* [PROBLEM REQUIREMENTS]:
Every line from the one containing "Convert this screenshot" through the end of the listing below goes in the output, exactly and without pictures.

• • • • •

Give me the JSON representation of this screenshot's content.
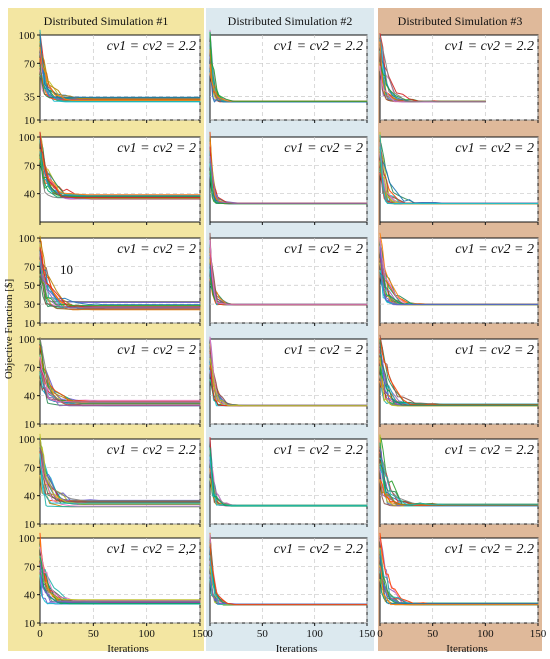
{
  "figure": {
    "ylabel": "Objective Function [$]",
    "xlabel": "Iterations",
    "column_backgrounds": [
      "#f3e6a2",
      "#dce9ef",
      "#dfb99a"
    ],
    "columns": [
      {
        "title": "Distributed Simulation #1"
      },
      {
        "title": "Distributed Simulation #2"
      },
      {
        "title": "Distributed Simulation #3"
      }
    ],
    "rows": [
      {
        "annotations": [
          "cv1 = cv2 = 2.2",
          "cv1 = cv2 = 2.2",
          "cv1 = cv2 = 2.2"
        ]
      },
      {
        "annotations": [
          "cv1 = cv2 = 2",
          "cv1 = cv2 = 2",
          "cv1 = cv2 = 2"
        ]
      },
      {
        "annotations": [
          "cv1 = cv2 = 2",
          "cv1 = cv2 = 2",
          "cv1 = cv2 = 2"
        ]
      },
      {
        "annotations": [
          "cv1 = cv2 = 2",
          "cv1 = cv2 = 2",
          "cv1 = cv2 = 2"
        ]
      },
      {
        "annotations": [
          "cv1 = cv2 = 2.2",
          "cv1 = cv2 = 2.2",
          "cv1 = cv2 = 2.2"
        ]
      },
      {
        "annotations": [
          "cv1 = cv2 = 2,2",
          "cv1 = cv2 = 2.2",
          "cv1 = cv2 = 2.2"
        ]
      }
    ],
    "extra_label": "10",
    "x_ticks": [
      0,
      50,
      100,
      150
    ],
    "y_ticks_by_row": [
      [
        "10",
        "35",
        "70",
        "100"
      ],
      [
        "40",
        "70",
        "100"
      ],
      [
        "10",
        "30",
        "50",
        "70",
        "100"
      ],
      [
        "10",
        "40",
        "70",
        "100"
      ],
      [
        "10",
        "40",
        "70",
        "100"
      ],
      [
        "10",
        "40",
        "70",
        "100"
      ]
    ],
    "series_colors": [
      "#1f77b4",
      "#ff7f0e",
      "#2ca02c",
      "#d62728",
      "#9467bd",
      "#8c564b",
      "#e377c2",
      "#7f7f7f",
      "#bcbd22",
      "#17becf",
      "#00a86b",
      "#6a5acd",
      "#ff4500",
      "#2e8b57",
      "#b8860b",
      "#20b2aa"
    ]
  },
  "chart_data": {
    "type": "line",
    "layout": "6x3 small multiples",
    "ylabel": "Objective Function [$]",
    "xlabel": "Iterations",
    "xlim": [
      0,
      150
    ],
    "ylim": [
      10,
      100
    ],
    "x_ticks": [
      0,
      50,
      100,
      150
    ],
    "grid": true,
    "columns": [
      "Distributed Simulation #1",
      "Distributed Simulation #2",
      "Distributed Simulation #3"
    ],
    "rows": [
      [
        "cv1 = cv2 = 2.2",
        "cv1 = cv2 = 2.2",
        "cv1 = cv2 = 2.2"
      ],
      [
        "cv1 = cv2 = 2",
        "cv1 = cv2 = 2",
        "cv1 = cv2 = 2"
      ],
      [
        "cv1 = cv2 = 2",
        "cv1 = cv2 = 2",
        "cv1 = cv2 = 2"
      ],
      [
        "cv1 = cv2 = 2",
        "cv1 = cv2 = 2",
        "cv1 = cv2 = 2"
      ],
      [
        "cv1 = cv2 = 2.2",
        "cv1 = cv2 = 2.2",
        "cv1 = cv2 = 2.2"
      ],
      [
        "cv1 = cv2 = 2,2",
        "cv1 = cv2 = 2.2",
        "cv1 = cv2 = 2.2"
      ]
    ],
    "trace_profiles": [
      {
        "row": 1,
        "column": 1,
        "endpoint_range": [
          29,
          34
        ],
        "convergence_iteration_range": [
          10,
          40
        ]
      },
      {
        "row": 1,
        "column": 2,
        "endpoint_range": [
          29,
          30
        ],
        "convergence_iteration_range": [
          8,
          18
        ]
      },
      {
        "row": 1,
        "column": 3,
        "endpoint_range": [
          29,
          30
        ],
        "convergence_iteration_range": [
          8,
          40
        ]
      },
      {
        "row": 2,
        "column": 1,
        "endpoint_range": [
          34,
          39
        ],
        "convergence_iteration_range": [
          10,
          45
        ]
      },
      {
        "row": 2,
        "column": 2,
        "endpoint_range": [
          29,
          30
        ],
        "convergence_iteration_range": [
          7,
          18
        ]
      },
      {
        "row": 2,
        "column": 3,
        "endpoint_range": [
          29,
          30
        ],
        "convergence_iteration_range": [
          8,
          40
        ]
      },
      {
        "row": 3,
        "column": 1,
        "endpoint_range": [
          24,
          33
        ],
        "convergence_iteration_range": [
          10,
          45
        ]
      },
      {
        "row": 3,
        "column": 2,
        "endpoint_range": [
          29,
          30
        ],
        "convergence_iteration_range": [
          6,
          18
        ]
      },
      {
        "row": 3,
        "column": 3,
        "endpoint_range": [
          29,
          30
        ],
        "convergence_iteration_range": [
          8,
          36
        ]
      },
      {
        "row": 4,
        "column": 1,
        "endpoint_range": [
          29,
          35
        ],
        "convergence_iteration_range": [
          10,
          45
        ]
      },
      {
        "row": 4,
        "column": 2,
        "endpoint_range": [
          29,
          30
        ],
        "convergence_iteration_range": [
          8,
          22
        ]
      },
      {
        "row": 4,
        "column": 3,
        "endpoint_range": [
          29,
          31
        ],
        "convergence_iteration_range": [
          8,
          45
        ]
      },
      {
        "row": 5,
        "column": 1,
        "endpoint_range": [
          28,
          35
        ],
        "convergence_iteration_range": [
          10,
          45
        ]
      },
      {
        "row": 5,
        "column": 2,
        "endpoint_range": [
          29,
          30
        ],
        "convergence_iteration_range": [
          8,
          20
        ]
      },
      {
        "row": 5,
        "column": 3,
        "endpoint_range": [
          29,
          31
        ],
        "convergence_iteration_range": [
          8,
          45
        ]
      },
      {
        "row": 6,
        "column": 1,
        "endpoint_range": [
          30,
          35
        ],
        "convergence_iteration_range": [
          10,
          45
        ]
      },
      {
        "row": 6,
        "column": 2,
        "endpoint_range": [
          29,
          30
        ],
        "convergence_iteration_range": [
          8,
          18
        ]
      },
      {
        "row": 6,
        "column": 3,
        "endpoint_range": [
          29,
          31
        ],
        "convergence_iteration_range": [
          8,
          40
        ]
      }
    ]
  }
}
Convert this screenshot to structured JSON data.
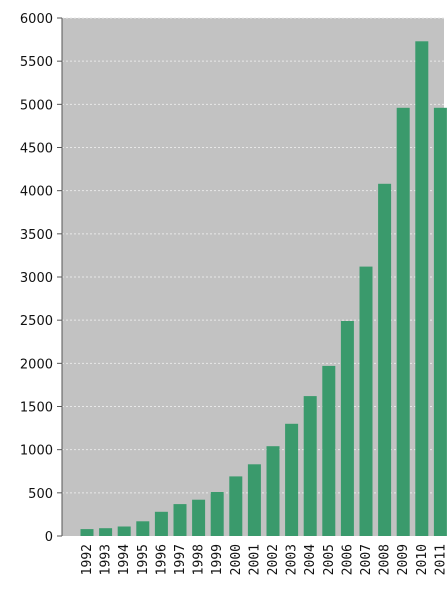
{
  "chart_data": {
    "type": "bar",
    "title": "",
    "xlabel": "",
    "ylabel": "",
    "categories": [
      "1992",
      "1993",
      "1994",
      "1995",
      "1996",
      "1997",
      "1998",
      "1999",
      "2000",
      "2001",
      "2002",
      "2003",
      "2004",
      "2005",
      "2006",
      "2007",
      "2008",
      "2009",
      "2010",
      "2011"
    ],
    "series": [
      {
        "values": [
          80,
          90,
          110,
          170,
          280,
          370,
          420,
          510,
          690,
          830,
          1040,
          1300,
          1620,
          1970,
          2490,
          3120,
          4080,
          4960,
          5730,
          4960
        ]
      }
    ],
    "ylim": [
      0,
      6000
    ],
    "yticks": [
      0,
      500,
      1000,
      1500,
      2000,
      2500,
      3000,
      3500,
      4000,
      4500,
      5000,
      5500,
      6000
    ],
    "grid": true,
    "legend": "none",
    "colors": {
      "bar": "#3a9a6c",
      "plot_background": "#c2c2c2",
      "grid": "#e8e8e8",
      "axis": "#555555"
    }
  }
}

• • • • •

* [WRITTEN ANSWER]:
Convert this screenshot to structured JSON data.
{
  "chart_data": {
    "type": "bar",
    "title": "",
    "xlabel": "",
    "ylabel": "",
    "categories": [
      "1992",
      "1993",
      "1994",
      "1995",
      "1996",
      "1997",
      "1998",
      "1999",
      "2000",
      "2001",
      "2002",
      "2003",
      "2004",
      "2005",
      "2006",
      "2007",
      "2008",
      "2009",
      "2010",
      "2011"
    ],
    "series": [
      {
        "values": [
          80,
          90,
          110,
          170,
          280,
          370,
          420,
          510,
          690,
          830,
          1040,
          1300,
          1620,
          1970,
          2490,
          3120,
          4080,
          4960,
          5730,
          4960
        ]
      }
    ],
    "ylim": [
      0,
      6000
    ],
    "yticks": [
      0,
      500,
      1000,
      1500,
      2000,
      2500,
      3000,
      3500,
      4000,
      4500,
      5000,
      5500,
      6000
    ],
    "grid": true,
    "legend": "none",
    "colors": {
      "bar": "#3a9a6c",
      "plot_background": "#c2c2c2",
      "grid": "#e8e8e8",
      "axis": "#555555"
    }
  }
}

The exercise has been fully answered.